===== INFORMATION PROVIDED

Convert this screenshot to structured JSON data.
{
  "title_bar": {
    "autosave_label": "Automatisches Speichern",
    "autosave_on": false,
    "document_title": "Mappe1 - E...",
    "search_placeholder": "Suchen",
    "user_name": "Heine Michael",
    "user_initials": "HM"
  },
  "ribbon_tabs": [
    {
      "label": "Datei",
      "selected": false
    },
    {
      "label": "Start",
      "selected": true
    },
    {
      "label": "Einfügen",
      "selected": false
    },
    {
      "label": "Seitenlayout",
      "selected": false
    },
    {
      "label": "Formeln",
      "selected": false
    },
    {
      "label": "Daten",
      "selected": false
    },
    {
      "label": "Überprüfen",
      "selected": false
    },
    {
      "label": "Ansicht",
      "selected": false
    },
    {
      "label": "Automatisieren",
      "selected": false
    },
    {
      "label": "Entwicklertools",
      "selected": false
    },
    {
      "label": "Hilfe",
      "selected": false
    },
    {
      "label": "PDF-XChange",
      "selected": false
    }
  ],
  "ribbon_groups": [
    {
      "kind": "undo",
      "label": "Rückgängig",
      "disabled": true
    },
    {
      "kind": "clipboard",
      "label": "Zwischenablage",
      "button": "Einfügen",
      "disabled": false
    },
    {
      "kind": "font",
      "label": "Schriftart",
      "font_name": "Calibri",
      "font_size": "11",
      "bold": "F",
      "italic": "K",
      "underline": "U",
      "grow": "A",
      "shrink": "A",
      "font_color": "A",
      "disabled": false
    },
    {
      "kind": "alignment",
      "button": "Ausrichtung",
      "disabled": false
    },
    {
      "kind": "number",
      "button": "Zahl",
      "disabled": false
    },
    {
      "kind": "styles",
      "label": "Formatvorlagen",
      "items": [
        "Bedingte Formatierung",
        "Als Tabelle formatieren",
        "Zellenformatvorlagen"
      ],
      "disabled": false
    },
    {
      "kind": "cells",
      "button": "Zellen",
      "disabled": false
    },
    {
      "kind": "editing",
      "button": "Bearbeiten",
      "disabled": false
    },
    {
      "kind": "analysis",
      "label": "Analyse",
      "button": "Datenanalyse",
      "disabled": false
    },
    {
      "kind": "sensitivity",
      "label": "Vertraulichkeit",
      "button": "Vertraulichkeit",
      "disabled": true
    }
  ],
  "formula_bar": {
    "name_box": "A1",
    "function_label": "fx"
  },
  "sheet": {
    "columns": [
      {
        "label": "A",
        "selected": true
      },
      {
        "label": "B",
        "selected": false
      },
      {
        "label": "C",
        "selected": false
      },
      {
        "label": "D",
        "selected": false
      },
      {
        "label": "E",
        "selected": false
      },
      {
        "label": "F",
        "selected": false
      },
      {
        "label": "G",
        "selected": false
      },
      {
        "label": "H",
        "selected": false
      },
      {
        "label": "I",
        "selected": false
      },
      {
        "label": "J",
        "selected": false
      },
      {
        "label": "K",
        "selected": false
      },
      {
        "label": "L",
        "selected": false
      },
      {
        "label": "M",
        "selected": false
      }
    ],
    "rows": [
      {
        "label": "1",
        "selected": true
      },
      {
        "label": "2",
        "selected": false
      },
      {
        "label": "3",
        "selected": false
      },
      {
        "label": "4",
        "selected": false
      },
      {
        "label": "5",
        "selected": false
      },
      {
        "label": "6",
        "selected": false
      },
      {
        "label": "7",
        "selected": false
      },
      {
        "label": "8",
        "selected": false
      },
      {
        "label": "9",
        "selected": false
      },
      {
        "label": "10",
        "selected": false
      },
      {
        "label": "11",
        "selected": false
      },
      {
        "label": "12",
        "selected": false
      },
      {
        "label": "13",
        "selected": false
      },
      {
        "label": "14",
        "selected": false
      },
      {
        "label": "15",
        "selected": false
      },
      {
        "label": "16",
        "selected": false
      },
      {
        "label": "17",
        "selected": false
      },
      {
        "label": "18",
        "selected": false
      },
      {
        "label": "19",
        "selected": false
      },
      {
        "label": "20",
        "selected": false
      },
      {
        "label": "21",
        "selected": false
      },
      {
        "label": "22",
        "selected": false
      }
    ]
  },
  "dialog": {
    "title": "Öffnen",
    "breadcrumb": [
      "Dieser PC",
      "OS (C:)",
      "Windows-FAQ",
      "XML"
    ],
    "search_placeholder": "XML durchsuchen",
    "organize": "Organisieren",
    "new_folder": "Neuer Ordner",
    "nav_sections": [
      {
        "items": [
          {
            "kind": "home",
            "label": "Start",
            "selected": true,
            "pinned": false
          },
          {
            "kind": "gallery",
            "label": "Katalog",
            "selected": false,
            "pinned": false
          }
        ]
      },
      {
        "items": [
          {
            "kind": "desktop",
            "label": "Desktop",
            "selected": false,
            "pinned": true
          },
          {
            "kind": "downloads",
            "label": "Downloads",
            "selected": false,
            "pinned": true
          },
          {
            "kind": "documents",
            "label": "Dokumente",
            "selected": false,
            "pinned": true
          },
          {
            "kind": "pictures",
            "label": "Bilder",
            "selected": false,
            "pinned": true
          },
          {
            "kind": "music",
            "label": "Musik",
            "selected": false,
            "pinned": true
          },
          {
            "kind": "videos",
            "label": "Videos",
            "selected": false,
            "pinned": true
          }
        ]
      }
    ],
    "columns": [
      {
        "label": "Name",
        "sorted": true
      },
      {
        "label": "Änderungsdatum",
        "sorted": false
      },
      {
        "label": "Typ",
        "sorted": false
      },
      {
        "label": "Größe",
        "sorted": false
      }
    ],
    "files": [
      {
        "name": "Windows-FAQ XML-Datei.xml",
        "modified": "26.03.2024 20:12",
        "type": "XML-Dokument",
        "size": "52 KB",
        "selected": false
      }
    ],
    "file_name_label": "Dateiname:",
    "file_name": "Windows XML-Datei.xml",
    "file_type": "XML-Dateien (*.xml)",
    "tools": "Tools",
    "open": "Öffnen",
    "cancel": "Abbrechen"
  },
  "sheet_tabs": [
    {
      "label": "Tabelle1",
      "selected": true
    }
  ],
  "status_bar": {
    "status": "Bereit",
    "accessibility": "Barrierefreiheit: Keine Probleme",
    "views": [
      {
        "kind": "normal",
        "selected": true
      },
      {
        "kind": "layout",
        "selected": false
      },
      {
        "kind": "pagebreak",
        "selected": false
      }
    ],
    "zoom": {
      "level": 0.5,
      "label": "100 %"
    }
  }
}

==========

→ GOAL:
Repeat every entry exactly as written above.

→ FULL OUTPUT:
Convert this screenshot to structured JSON data.
{
  "title_bar": {
    "autosave_label": "Automatisches Speichern",
    "autosave_on": false,
    "document_title": "Mappe1 - E...",
    "search_placeholder": "Suchen",
    "user_name": "Heine Michael",
    "user_initials": "HM"
  },
  "ribbon_tabs": [
    {
      "label": "Datei",
      "selected": false
    },
    {
      "label": "Start",
      "selected": true
    },
    {
      "label": "Einfügen",
      "selected": false
    },
    {
      "label": "Seitenlayout",
      "selected": false
    },
    {
      "label": "Formeln",
      "selected": false
    },
    {
      "label": "Daten",
      "selected": false
    },
    {
      "label": "Überprüfen",
      "selected": false
    },
    {
      "label": "Ansicht",
      "selected": false
    },
    {
      "label": "Automatisieren",
      "selected": false
    },
    {
      "label": "Entwicklertools",
      "selected": false
    },
    {
      "label": "Hilfe",
      "selected": false
    },
    {
      "label": "PDF-XChange",
      "selected": false
    }
  ],
  "ribbon_groups": [
    {
      "kind": "undo",
      "label": "Rückgängig",
      "disabled": true
    },
    {
      "kind": "clipboard",
      "label": "Zwischenablage",
      "button": "Einfügen",
      "disabled": false
    },
    {
      "kind": "font",
      "label": "Schriftart",
      "font_name": "Calibri",
      "font_size": "11",
      "bold": "F",
      "italic": "K",
      "underline": "U",
      "grow": "A",
      "shrink": "A",
      "font_color": "A",
      "disabled": false
    },
    {
      "kind": "alignment",
      "button": "Ausrichtung",
      "disabled": false
    },
    {
      "kind": "number",
      "button": "Zahl",
      "disabled": false
    },
    {
      "kind": "styles",
      "label": "Formatvorlagen",
      "items": [
        "Bedingte Formatierung",
        "Als Tabelle formatieren",
        "Zellenformatvorlagen"
      ],
      "disabled": false
    },
    {
      "kind": "cells",
      "button": "Zellen",
      "disabled": false
    },
    {
      "kind": "editing",
      "button": "Bearbeiten",
      "disabled": false
    },
    {
      "kind": "analysis",
      "label": "Analyse",
      "button": "Datenanalyse",
      "disabled": false
    },
    {
      "kind": "sensitivity",
      "label": "Vertraulichkeit",
      "button": "Vertraulichkeit",
      "disabled": true
    }
  ],
  "formula_bar": {
    "name_box": "A1",
    "function_label": "fx"
  },
  "sheet": {
    "columns": [
      {
        "label": "A",
        "selected": true
      },
      {
        "label": "B",
        "selected": false
      },
      {
        "label": "C",
        "selected": false
      },
      {
        "label": "D",
        "selected": false
      },
      {
        "label": "E",
        "selected": false
      },
      {
        "label": "F",
        "selected": false
      },
      {
        "label": "G",
        "selected": false
      },
      {
        "label": "H",
        "selected": false
      },
      {
        "label": "I",
        "selected": false
      },
      {
        "label": "J",
        "selected": false
      },
      {
        "label": "K",
        "selected": false
      },
      {
        "label": "L",
        "selected": false
      },
      {
        "label": "M",
        "selected": false
      }
    ],
    "rows": [
      {
        "label": "1",
        "selected": true
      },
      {
        "label": "2",
        "selected": false
      },
      {
        "label": "3",
        "selected": false
      },
      {
        "label": "4",
        "selected": false
      },
      {
        "label": "5",
        "selected": false
      },
      {
        "label": "6",
        "selected": false
      },
      {
        "label": "7",
        "selected": false
      },
      {
        "label": "8",
        "selected": false
      },
      {
        "label": "9",
        "selected": false
      },
      {
        "label": "10",
        "selected": false
      },
      {
        "label": "11",
        "selected": false
      },
      {
        "label": "12",
        "selected": false
      },
      {
        "label": "13",
        "selected": false
      },
      {
        "label": "14",
        "selected": false
      },
      {
        "label": "15",
        "selected": false
      },
      {
        "label": "16",
        "selected": false
      },
      {
        "label": "17",
        "selected": false
      },
      {
        "label": "18",
        "selected": false
      },
      {
        "label": "19",
        "selected": false
      },
      {
        "label": "20",
        "selected": false
      },
      {
        "label": "21",
        "selected": false
      },
      {
        "label": "22",
        "selected": false
      }
    ]
  },
  "dialog": {
    "title": "Öffnen",
    "breadcrumb": [
      "Dieser PC",
      "OS (C:)",
      "Windows-FAQ",
      "XML"
    ],
    "search_placeholder": "XML durchsuchen",
    "organize": "Organisieren",
    "new_folder": "Neuer Ordner",
    "nav_sections": [
      {
        "items": [
          {
            "kind": "home",
            "label": "Start",
            "selected": true,
            "pinned": false
          },
          {
            "kind": "gallery",
            "label": "Katalog",
            "selected": false,
            "pinned": false
          }
        ]
      },
      {
        "items": [
          {
            "kind": "desktop",
            "label": "Desktop",
            "selected": false,
            "pinned": true
          },
          {
            "kind": "downloads",
            "label": "Downloads",
            "selected": false,
            "pinned": true
          },
          {
            "kind": "documents",
            "label": "Dokumente",
            "selected": false,
            "pinned": true
          },
          {
            "kind": "pictures",
            "label": "Bilder",
            "selected": false,
            "pinned": true
          },
          {
            "kind": "music",
            "label": "Musik",
            "selected": false,
            "pinned": true
          },
          {
            "kind": "videos",
            "label": "Videos",
            "selected": false,
            "pinned": true
          }
        ]
      }
    ],
    "columns": [
      {
        "label": "Name",
        "sorted": true
      },
      {
        "label": "Änderungsdatum",
        "sorted": false
      },
      {
        "label": "Typ",
        "sorted": false
      },
      {
        "label": "Größe",
        "sorted": false
      }
    ],
    "files": [
      {
        "name": "Windows-FAQ XML-Datei.xml",
        "modified": "26.03.2024 20:12",
        "type": "XML-Dokument",
        "size": "52 KB",
        "selected": false
      }
    ],
    "file_name_label": "Dateiname:",
    "file_name": "Windows XML-Datei.xml",
    "file_type": "XML-Dateien (*.xml)",
    "tools": "Tools",
    "open": "Öffnen",
    "cancel": "Abbrechen"
  },
  "sheet_tabs": [
    {
      "label": "Tabelle1",
      "selected": true
    }
  ],
  "status_bar": {
    "status": "Bereit",
    "accessibility": "Barrierefreiheit: Keine Probleme",
    "views": [
      {
        "kind": "normal",
        "selected": true
      },
      {
        "kind": "layout",
        "selected": false
      },
      {
        "kind": "pagebreak",
        "selected": false
      }
    ],
    "zoom": {
      "level": 0.5,
      "label": "100 %"
    }
  }
}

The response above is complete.